Objective: Find each line with the word "Iraqi" and copy it.

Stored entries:
•••

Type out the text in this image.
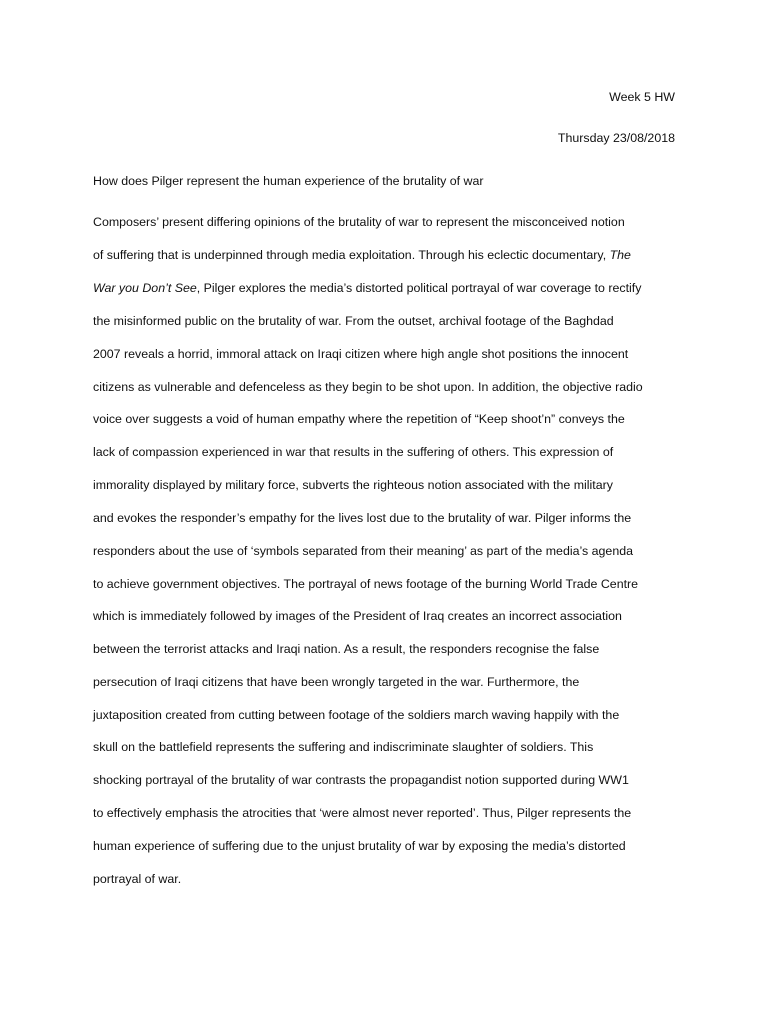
Week 5 HW
Thursday 23/08/2018
How does Pilger represent the human experience of the brutality of war
Composers’ present differing opinions of the brutality of war to represent the misconceived notion
of suffering that is underpinned through media exploitation. Through his eclectic documentary, The
War you Don’t See, Pilger explores the media’s distorted political portrayal of war coverage to rectify
the misinformed public on the brutality of war. From the outset, archival footage of the Baghdad
2007 reveals a horrid, immoral attack on Iraqi citizen where high angle shot positions the innocent
citizens as vulnerable and defenceless as they begin to be shot upon. In addition, the objective radio
voice over suggests a void of human empathy where the repetition of “Keep shoot’n” conveys the
lack of compassion experienced in war that results in the suffering of others. This expression of
immorality displayed by military force, subverts the righteous notion associated with the military
and evokes the responder’s empathy for the lives lost due to the brutality of war. Pilger informs the
responders about the use of ‘symbols separated from their meaning’ as part of the media’s agenda
to achieve government objectives. The portrayal of news footage of the burning World Trade Centre
which is immediately followed by images of the President of Iraq creates an incorrect association
between the terrorist attacks and Iraqi nation. As a result, the responders recognise the false
persecution of Iraqi citizens that have been wrongly targeted in the war. Furthermore, the
juxtaposition created from cutting between footage of the soldiers march waving happily with the
skull on the battlefield represents the suffering and indiscriminate slaughter of soldiers. This
shocking portrayal of the brutality of war contrasts the propagandist notion supported during WW1
to effectively emphasis the atrocities that ‘were almost never reported’. Thus, Pilger represents the
human experience of suffering due to the unjust brutality of war by exposing the media’s distorted
portrayal of war.
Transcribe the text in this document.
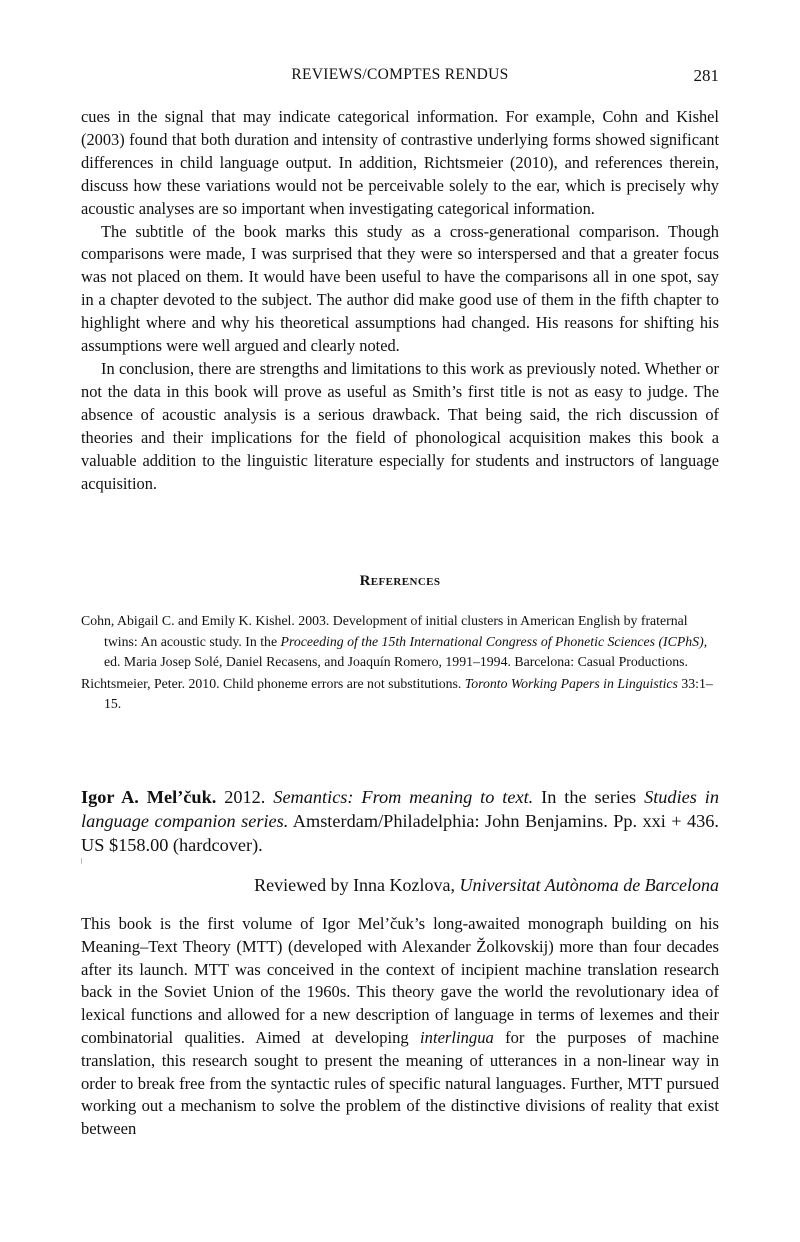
REVIEWS/COMPTES RENDUS	281

cues in the signal that may indicate categorical information. For example, Cohn and Kishel (2003) found that both duration and intensity of contrastive underlying forms showed significant differences in child language output. In addition, Richtsmeier (2010), and references therein, discuss how these variations would not be perceivable solely to the ear, which is precisely why acoustic analyses are so important when investigating categorical information.

The subtitle of the book marks this study as a cross-generational comparison. Though comparisons were made, I was surprised that they were so interspersed and that a greater focus was not placed on them. It would have been useful to have the comparisons all in one spot, say in a chapter devoted to the subject. The author did make good use of them in the fifth chapter to highlight where and why his theoretical assumptions had changed. His reasons for shifting his assumptions were well argued and clearly noted.

In conclusion, there are strengths and limitations to this work as previously noted. Whether or not the data in this book will prove as useful as Smith’s first title is not as easy to judge. The absence of acoustic analysis is a serious drawback. That being said, the rich discussion of theories and their implications for the field of phonological acquisition makes this book a valuable addition to the linguistic literature especially for students and instructors of language acquisition.

References

Cohn, Abigail C. and Emily K. Kishel. 2003. Development of initial clusters in American English by fraternal twins: An acoustic study. In the Proceeding of the 15th International Congress of Phonetic Sciences (ICPhS), ed. Maria Josep Solé, Daniel Recasens, and Joaquín Romero, 1991–1994. Barcelona: Casual Productions.

Richtsmeier, Peter. 2010. Child phoneme errors are not substitutions. Toronto Working Papers in Linguistics 33:1–15.

Igor A. Mel’čuk. 2012. Semantics: From meaning to text. In the series Studies in language companion series. Amsterdam/Philadelphia: John Benjamins. Pp. xxi + 436. US $158.00 (hardcover).
Reviewed by Inna Kozlova, Universitat Autònoma de Barcelona

This book is the first volume of Igor Mel’čuk’s long-awaited monograph building on his Meaning–Text Theory (MTT) (developed with Alexander Žolkovskij) more than four decades after its launch. MTT was conceived in the context of incipient machine translation research back in the Soviet Union of the 1960s. This theory gave the world the revolutionary idea of lexical functions and allowed for a new description of language in terms of lexemes and their combinatorial qualities. Aimed at developing interlingua for the purposes of machine translation, this research sought to present the meaning of utterances in a non-linear way in order to break free from the syntactic rules of specific natural languages. Further, MTT pursued working out a mechanism to solve the problem of the distinctive divisions of reality that exist between
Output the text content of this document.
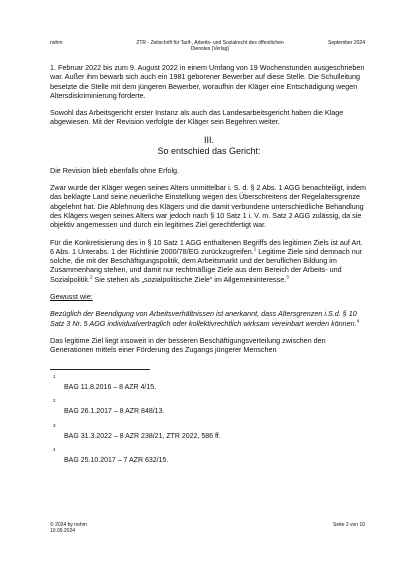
nohm	ZTR - Zeitschrift für Tarif-, Arbeits- und Sozialrecht des öffentlichen
Dienstes (Verlag)
September 2024

1. Februar 2022 bis zum 9. August 2022 in einem Umfang von 19 Wochenstunden ausgeschrieben war. Außer ihm bewarb sich auch ein 1981 geborener Bewerber auf diese Stelle. Die Schulleitung besetzte die Stelle mit dem jüngeren Bewerber, woraufhin der Kläger eine Entschädigung wegen Altersdiskriminierung forderte.

Sowohl das Arbeitsgericht erster Instanz als auch das Landesarbeitsgericht haben die Klage abgewiesen. Mit der Revision verfolgte der Kläger sein Begehren weiter.

III.
So entschied das Gericht:

Die Revision blieb ebenfalls ohne Erfolg.

Zwar wurde der Kläger wegen seines Alters unmittelbar i. S. d. § 2 Abs. 1 AGG benachteiligt, indem das beklagte Land seine neuerliche Einstellung wegen des Überschreitens der Regelaltersgrenze abgelehnt hat. Die Ablehnung des Klägers und die damit verbundene unterschiedliche Behandlung des Klägers wegen seines Alters war jedoch nach § 10 Satz 1 i. V. m. Satz 2 AGG zulässig, da sie objektiv angemessen und durch ein legitimes Ziel gerechtfertigt war.

Für die Konkretisierung des in § 10 Satz 1 AGG enthaltenen Begriffs des legitimen Ziels ist auf Art. 6 Abs. 1 Unterabs. 1 der Richtlinie 2000/78/EG zurückzugreifen.$^1$ Legitime Ziele sind demnach nur solche, die mit der Beschäftigungspolitik, dem Arbeitsmarkt und der beruflichen Bildung im Zusammenhang stehen, und damit nur rechtmäßige Ziele aus dem Bereich der Arbeits- und Sozialpolitik.$^2$ Sie stehen als „sozialpolitische Ziele“ im Allgemeininteresse.$^3$

Gewusst wie:

Bezüglich der Beendigung von Arbeitsverhältnissen ist anerkannt, dass Altersgrenzen i.S.d. § 10 Satz 3 Nr. 5 AGG individualvertraglich oder kollektivrechtlich wirksam vereinbart werden können.$^4$

Das legitime Ziel liegt insoweit in der besseren Beschäftigungsverteilung zwischen den Generationen mittels einer Förderung des Zugangs jüngerer Menschen

1
BAG 11.8.2016 – 8 AZR 4/15.
2
BAG 26.1.2017 – 8 AZR 848/13.
3
BAG 31.3.2022 – 8 AZR 238/21, ZTR 2022, 586 ff.
4
BAG 25.10.2017 – 7 AZR 632/15.
© 2024 by nohm
10.09.2024
Seite 2 von 10
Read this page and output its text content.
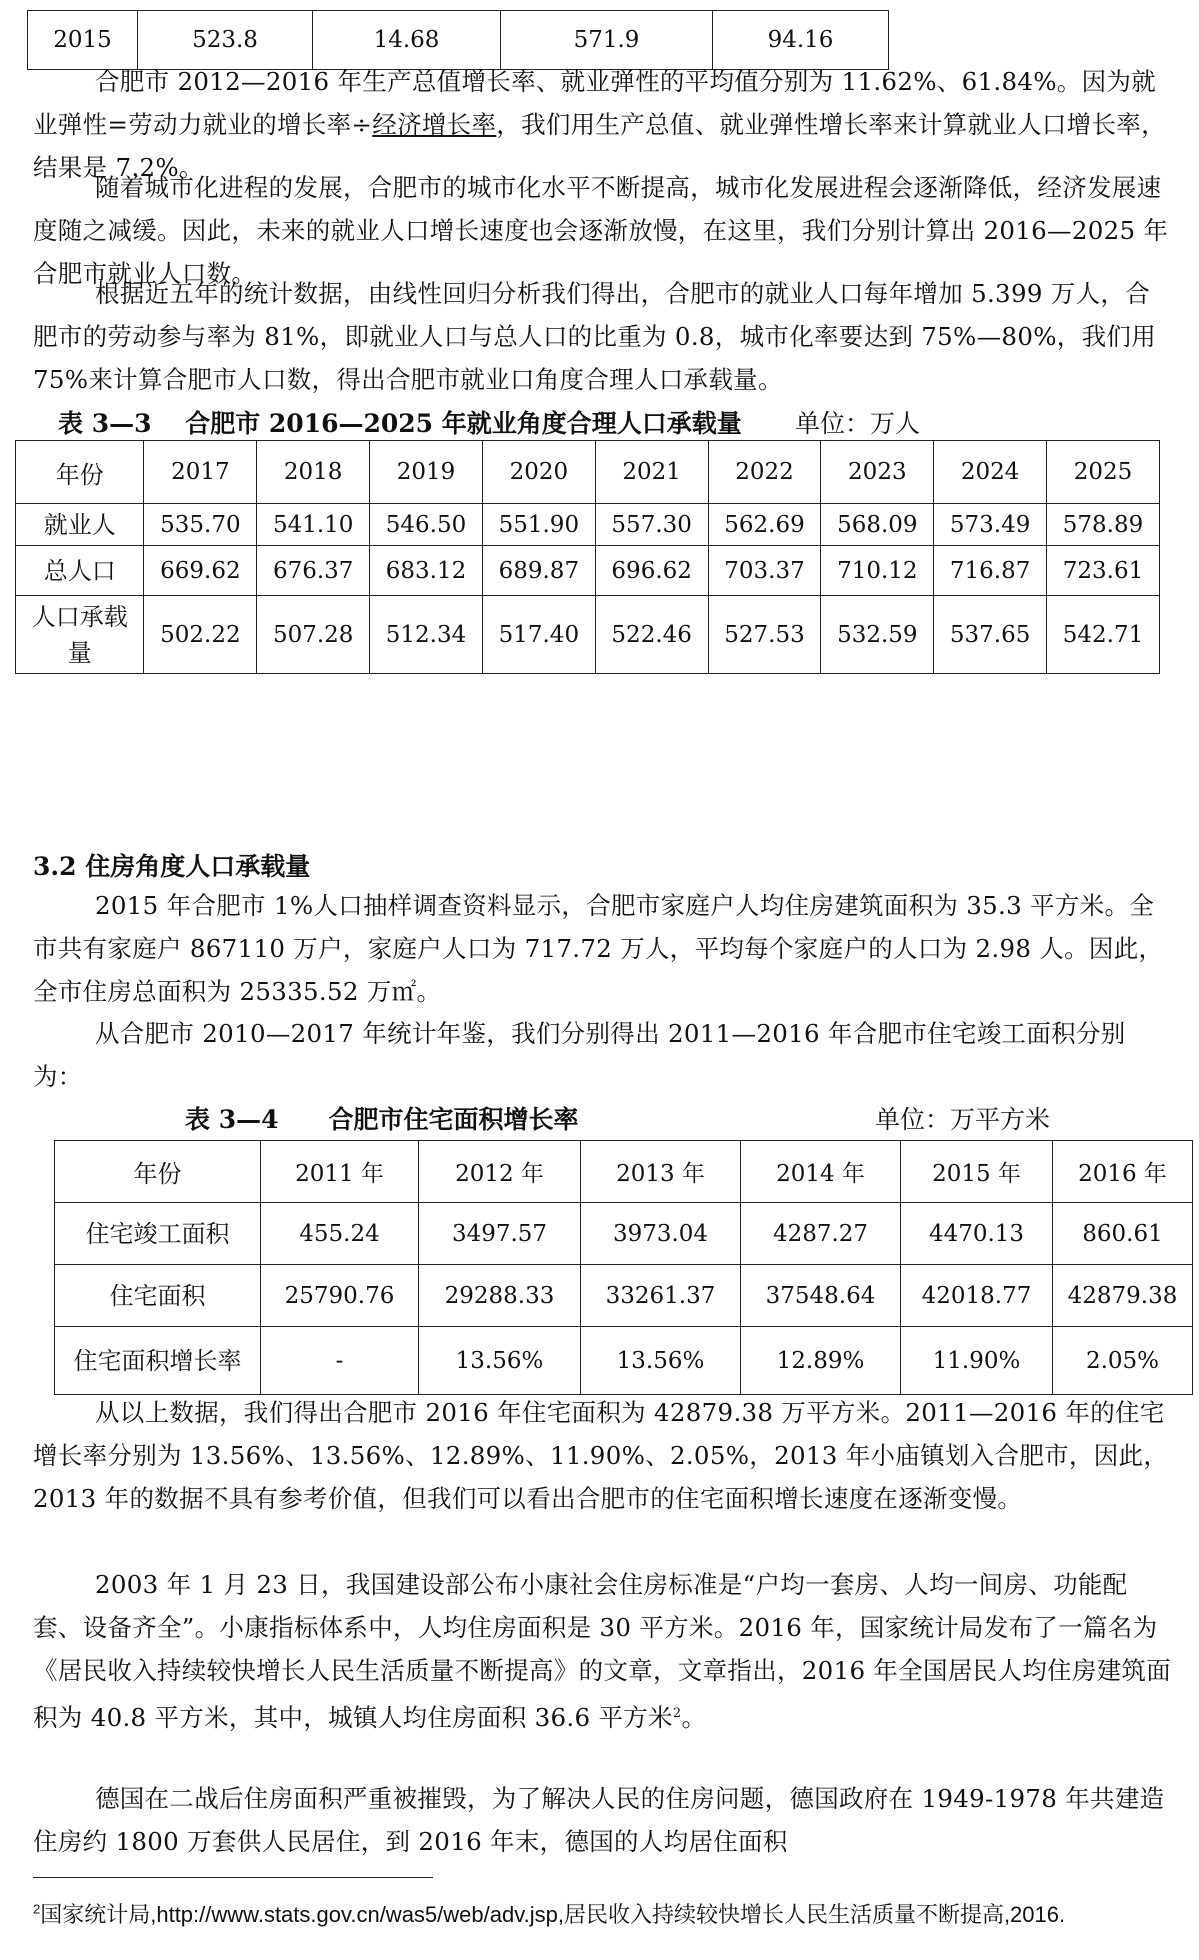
2015	523.8	14.68	571.9	94.16
合肥市 2012—2016 年生产总值增长率、就业弹性的平均值分别为 11.62%、61.84%。因为就业弹性=劳动力就业的增长率÷经济增长率，我们用生产总值、就业弹性增长率来计算就业人口增长率，结果是 7.2%。
随着城市化进程的发展，合肥市的城市化水平不断提高，城市化发展进程会逐渐降低，经济发展速度随之减缓。因此，未来的就业人口增长速度也会逐渐放慢，在这里，我们分别计算出 2016—2025 年合肥市就业人口数。
根据近五年的统计数据，由线性回归分析我们得出，合肥市的就业人口每年增加 5.399 万人，合肥市的劳动参与率为 81%，即就业人口与总人口的比重为 0.8，城市化率要达到 75%—80%，我们用 75%来计算合肥市人口数，得出合肥市就业口角度合理人口承载量。
表 3—3　 合肥市 2016—2025 年就业角度合理人口承载量 单位：万人
年份	2017	2018	2019	2020	2021	2022	2023	2024	2025
就业人	535.70	541.10	546.50	551.90	557.30	562.69	568.09	573.49	578.89
总人口	669.62	676.37	683.12	689.87	696.62	703.37	710.12	716.87	723.61
人口承载量	502.22	507.28	512.34	517.40	522.46	527.53	532.59	537.65	542.71
3.2 住房角度人口承载量
2015 年合肥市 1%人口抽样调查资料显示，合肥市家庭户人均住房建筑面积为 35.3 平方米。全市共有家庭户 867110 万户，家庭户人口为 717.72 万人，平均每个家庭户的人口为 2.98 人。因此，全市住房总面积为 25335.52 万㎡。
从合肥市 2010—2017 年统计年鉴，我们分别得出 2011—2016 年合肥市住宅竣工面积分别为：
表 3—4　　合肥市住宅面积增长率	单位：万平方米
年份	2011 年	2012 年	2013 年	2014 年	2015 年	2016 年
住宅竣工面积	455.24	3497.57	3973.04	4287.27	4470.13	860.61
住宅面积	25790.76	29288.33	33261.37	37548.64	42018.77	42879.38
住宅面积增长率	-	13.56%	13.56%	12.89%	11.90%	2.05%
从以上数据，我们得出合肥市 2016 年住宅面积为 42879.38 万平方米。2011—2016 年的住宅增长率分别为 13.56%、13.56%、12.89%、11.90%、2.05%，2013 年小庙镇划入合肥市，因此，2013 年的数据不具有参考价值，但我们可以看出合肥市的住宅面积增长速度在逐渐变慢。
2003 年 1 月 23 日，我国建设部公布小康社会住房标准是“户均一套房、人均一间房、功能配套、设备齐全”。小康指标体系中，人均住房面积是 30 平方米。2016 年，国家统计局发布了一篇名为《居民收入持续较快增长人民生活质量不断提高》的文章，文章指出，2016 年全国居民人均住房建筑面积为 40.8 平方米，其中，城镇人均住房面积 36.6 平方米$^2$。
德国在二战后住房面积严重被摧毁，为了解决人民的住房问题，德国政府在 1949-1978 年共建造住房约 1800 万套供人民居住，到 2016 年末，德国的人均居住面积
$^2$国家统计局,http://www.stats.gov.cn/was5/web/adv.jsp,居民收入持续较快增长人民生活质量不断提高,2016.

•••

Solved problem:
2007 reveals a horrid, immoral attack on Iraqi citizen where high angle shot positions the innocent
between the terrorist attacks and Iraqi nation. As a result, the responders recognise the false
persecution of Iraqi citizens that have been wrongly targeted in the war. Furthermore, the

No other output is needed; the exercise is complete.